Return all lines with the word "mean" in them.

Rows from a figure dataset:

============

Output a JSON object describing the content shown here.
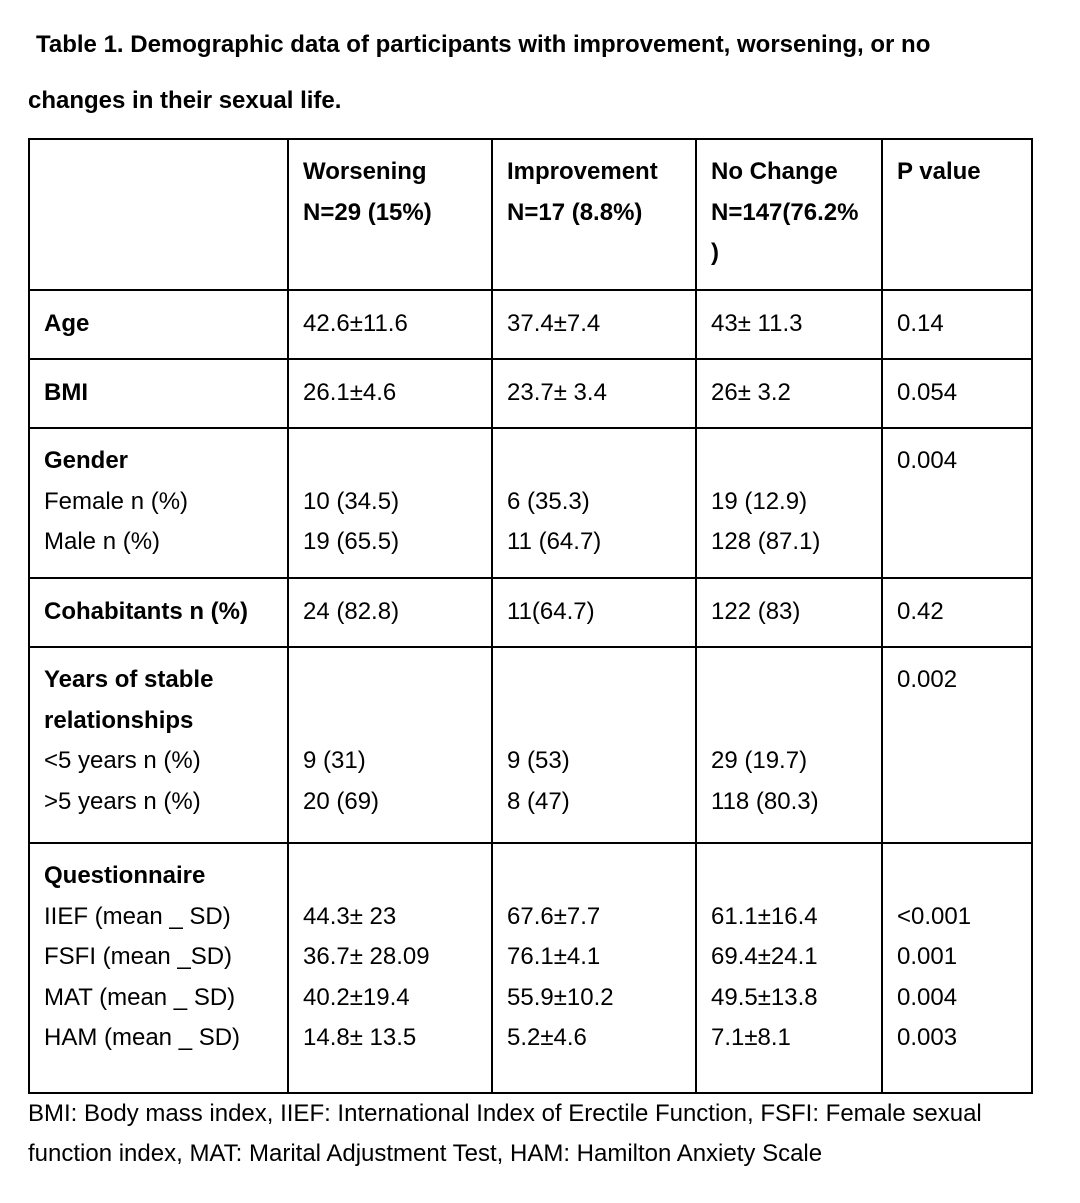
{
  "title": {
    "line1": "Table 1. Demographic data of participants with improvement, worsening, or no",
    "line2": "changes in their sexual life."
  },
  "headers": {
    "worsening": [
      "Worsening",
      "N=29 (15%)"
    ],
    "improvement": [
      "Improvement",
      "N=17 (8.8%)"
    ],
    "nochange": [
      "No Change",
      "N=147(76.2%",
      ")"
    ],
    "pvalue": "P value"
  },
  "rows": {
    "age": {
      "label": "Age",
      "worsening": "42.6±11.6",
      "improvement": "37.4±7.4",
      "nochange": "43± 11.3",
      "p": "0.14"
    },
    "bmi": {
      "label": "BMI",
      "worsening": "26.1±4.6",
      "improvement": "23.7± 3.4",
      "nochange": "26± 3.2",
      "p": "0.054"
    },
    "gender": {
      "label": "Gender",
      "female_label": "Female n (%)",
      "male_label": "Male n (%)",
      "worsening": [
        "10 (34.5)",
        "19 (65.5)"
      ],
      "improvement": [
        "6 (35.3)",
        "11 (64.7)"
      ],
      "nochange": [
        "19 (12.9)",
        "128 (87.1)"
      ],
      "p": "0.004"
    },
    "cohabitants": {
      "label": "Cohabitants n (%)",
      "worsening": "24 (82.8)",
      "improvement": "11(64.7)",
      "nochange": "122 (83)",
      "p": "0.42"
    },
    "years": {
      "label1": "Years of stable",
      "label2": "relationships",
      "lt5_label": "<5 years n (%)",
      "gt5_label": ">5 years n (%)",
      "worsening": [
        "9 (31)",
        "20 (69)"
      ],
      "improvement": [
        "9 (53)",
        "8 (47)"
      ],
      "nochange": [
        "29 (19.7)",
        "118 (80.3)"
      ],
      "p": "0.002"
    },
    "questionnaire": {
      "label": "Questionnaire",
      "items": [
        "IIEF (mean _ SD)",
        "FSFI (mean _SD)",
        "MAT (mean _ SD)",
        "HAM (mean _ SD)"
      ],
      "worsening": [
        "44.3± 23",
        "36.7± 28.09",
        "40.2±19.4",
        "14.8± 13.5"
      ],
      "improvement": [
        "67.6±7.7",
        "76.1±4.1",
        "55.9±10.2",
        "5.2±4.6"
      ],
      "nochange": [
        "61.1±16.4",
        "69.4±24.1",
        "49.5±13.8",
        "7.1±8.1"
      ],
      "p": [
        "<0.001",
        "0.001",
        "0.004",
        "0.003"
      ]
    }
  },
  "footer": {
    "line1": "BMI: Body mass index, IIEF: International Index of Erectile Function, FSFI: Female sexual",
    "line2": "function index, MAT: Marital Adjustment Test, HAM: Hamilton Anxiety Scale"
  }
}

============

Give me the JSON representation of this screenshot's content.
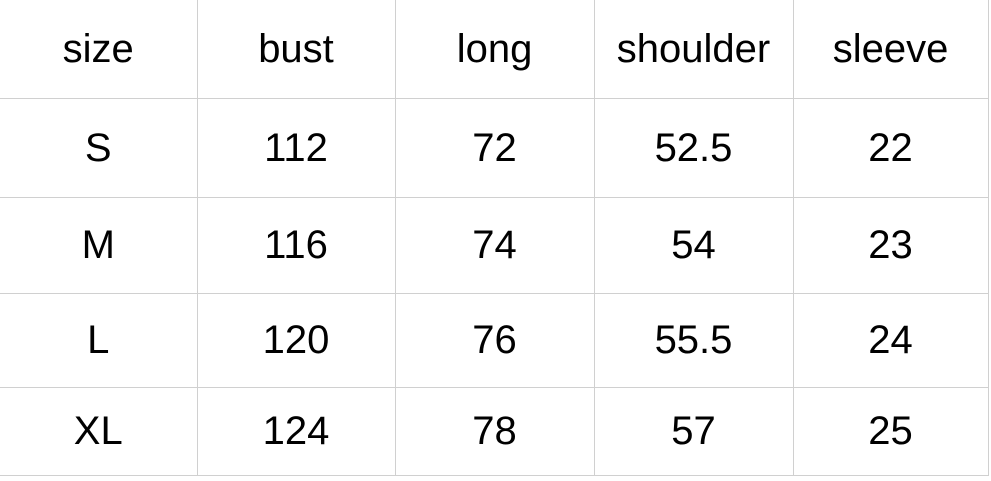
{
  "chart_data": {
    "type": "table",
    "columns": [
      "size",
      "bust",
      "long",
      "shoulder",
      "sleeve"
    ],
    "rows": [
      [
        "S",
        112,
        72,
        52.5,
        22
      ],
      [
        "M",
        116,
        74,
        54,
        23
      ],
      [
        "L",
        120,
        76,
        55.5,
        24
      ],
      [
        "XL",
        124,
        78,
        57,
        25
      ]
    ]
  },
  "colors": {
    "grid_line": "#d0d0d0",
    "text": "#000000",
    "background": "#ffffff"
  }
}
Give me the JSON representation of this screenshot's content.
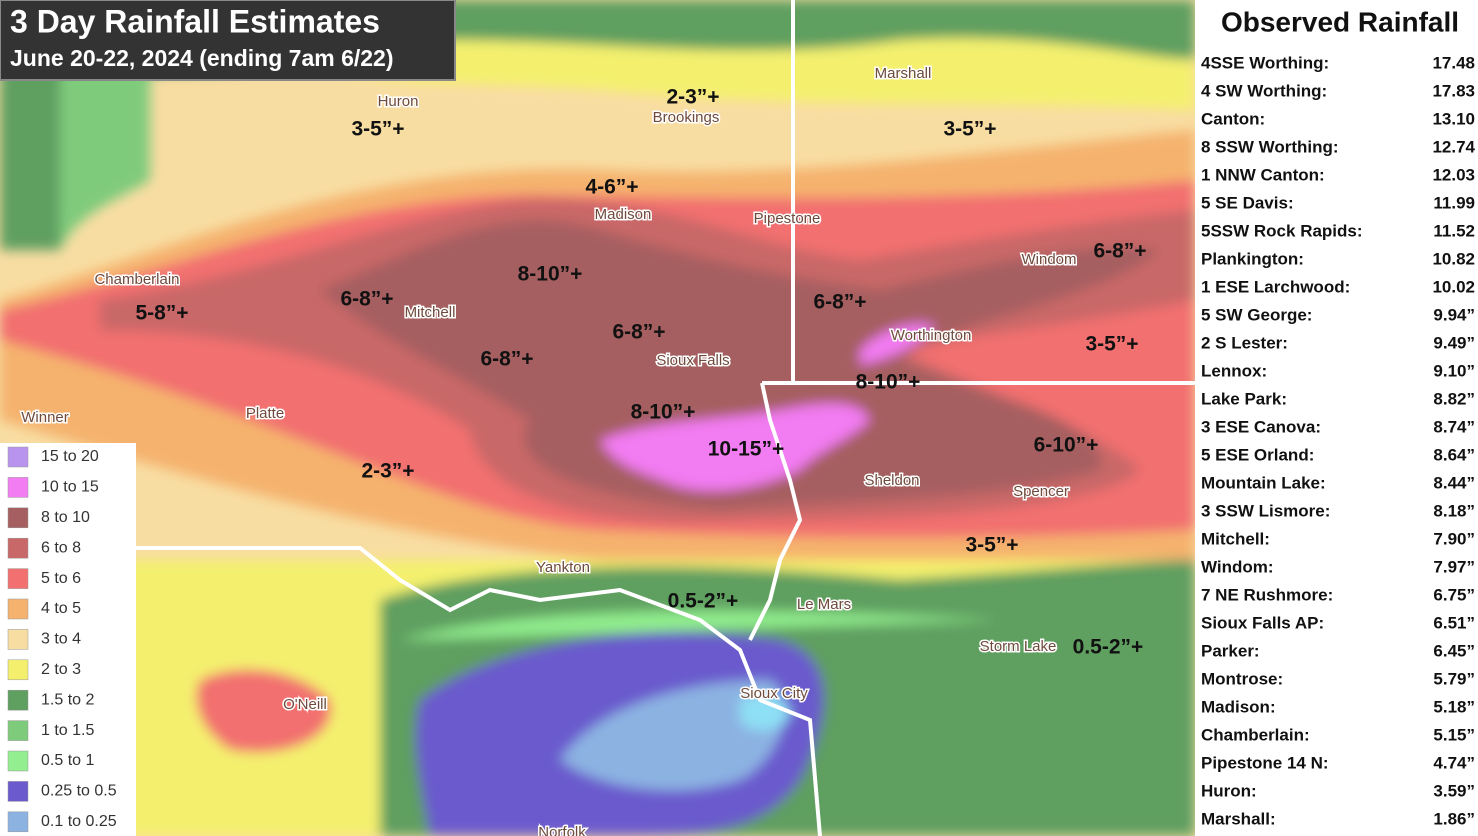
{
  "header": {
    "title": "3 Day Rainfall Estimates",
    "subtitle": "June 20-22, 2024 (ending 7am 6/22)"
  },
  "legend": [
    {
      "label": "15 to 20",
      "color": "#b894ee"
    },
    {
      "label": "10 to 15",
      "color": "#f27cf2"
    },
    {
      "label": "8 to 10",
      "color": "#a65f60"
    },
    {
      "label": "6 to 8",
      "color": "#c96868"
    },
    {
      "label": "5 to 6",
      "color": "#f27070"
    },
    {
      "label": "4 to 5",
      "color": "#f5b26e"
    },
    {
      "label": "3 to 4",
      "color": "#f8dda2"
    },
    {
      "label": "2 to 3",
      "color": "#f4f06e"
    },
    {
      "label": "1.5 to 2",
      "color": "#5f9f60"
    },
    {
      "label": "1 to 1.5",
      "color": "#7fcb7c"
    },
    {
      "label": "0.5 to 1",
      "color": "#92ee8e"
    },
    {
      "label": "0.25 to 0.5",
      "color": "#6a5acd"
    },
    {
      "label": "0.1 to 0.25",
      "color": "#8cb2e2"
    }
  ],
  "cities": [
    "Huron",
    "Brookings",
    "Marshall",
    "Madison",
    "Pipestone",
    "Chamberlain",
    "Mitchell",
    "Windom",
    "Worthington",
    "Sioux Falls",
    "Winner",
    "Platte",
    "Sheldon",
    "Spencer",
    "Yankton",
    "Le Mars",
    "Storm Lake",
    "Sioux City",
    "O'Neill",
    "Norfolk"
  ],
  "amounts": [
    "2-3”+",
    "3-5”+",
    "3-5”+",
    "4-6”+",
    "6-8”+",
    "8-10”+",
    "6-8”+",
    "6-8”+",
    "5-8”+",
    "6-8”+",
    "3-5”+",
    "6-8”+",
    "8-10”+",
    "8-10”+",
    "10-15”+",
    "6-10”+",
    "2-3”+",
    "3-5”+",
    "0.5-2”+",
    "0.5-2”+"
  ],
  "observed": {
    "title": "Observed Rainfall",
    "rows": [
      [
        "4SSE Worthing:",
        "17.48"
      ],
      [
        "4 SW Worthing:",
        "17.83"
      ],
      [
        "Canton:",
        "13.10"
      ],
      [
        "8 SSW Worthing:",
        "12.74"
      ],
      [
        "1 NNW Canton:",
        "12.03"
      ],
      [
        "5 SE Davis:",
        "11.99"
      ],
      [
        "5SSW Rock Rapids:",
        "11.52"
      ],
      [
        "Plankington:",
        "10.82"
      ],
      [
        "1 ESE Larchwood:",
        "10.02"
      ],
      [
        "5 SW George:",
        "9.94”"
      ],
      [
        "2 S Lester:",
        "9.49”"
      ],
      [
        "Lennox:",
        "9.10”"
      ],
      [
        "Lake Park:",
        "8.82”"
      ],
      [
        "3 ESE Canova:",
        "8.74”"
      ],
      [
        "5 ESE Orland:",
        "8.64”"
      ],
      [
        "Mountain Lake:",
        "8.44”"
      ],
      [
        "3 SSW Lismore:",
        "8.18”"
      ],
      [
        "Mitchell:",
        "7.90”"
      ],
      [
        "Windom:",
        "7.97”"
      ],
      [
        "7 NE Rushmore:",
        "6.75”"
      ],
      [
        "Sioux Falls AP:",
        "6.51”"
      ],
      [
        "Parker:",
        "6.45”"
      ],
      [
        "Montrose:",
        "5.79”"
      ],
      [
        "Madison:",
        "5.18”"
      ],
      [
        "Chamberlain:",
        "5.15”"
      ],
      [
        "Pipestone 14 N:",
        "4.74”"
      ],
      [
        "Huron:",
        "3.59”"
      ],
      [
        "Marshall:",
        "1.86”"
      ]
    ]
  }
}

============

Full solution:
        "IIEF (mean _ SD)",
        "FSFI (mean _SD)",
        "MAT (mean _ SD)",
        "HAM (mean _ SD)"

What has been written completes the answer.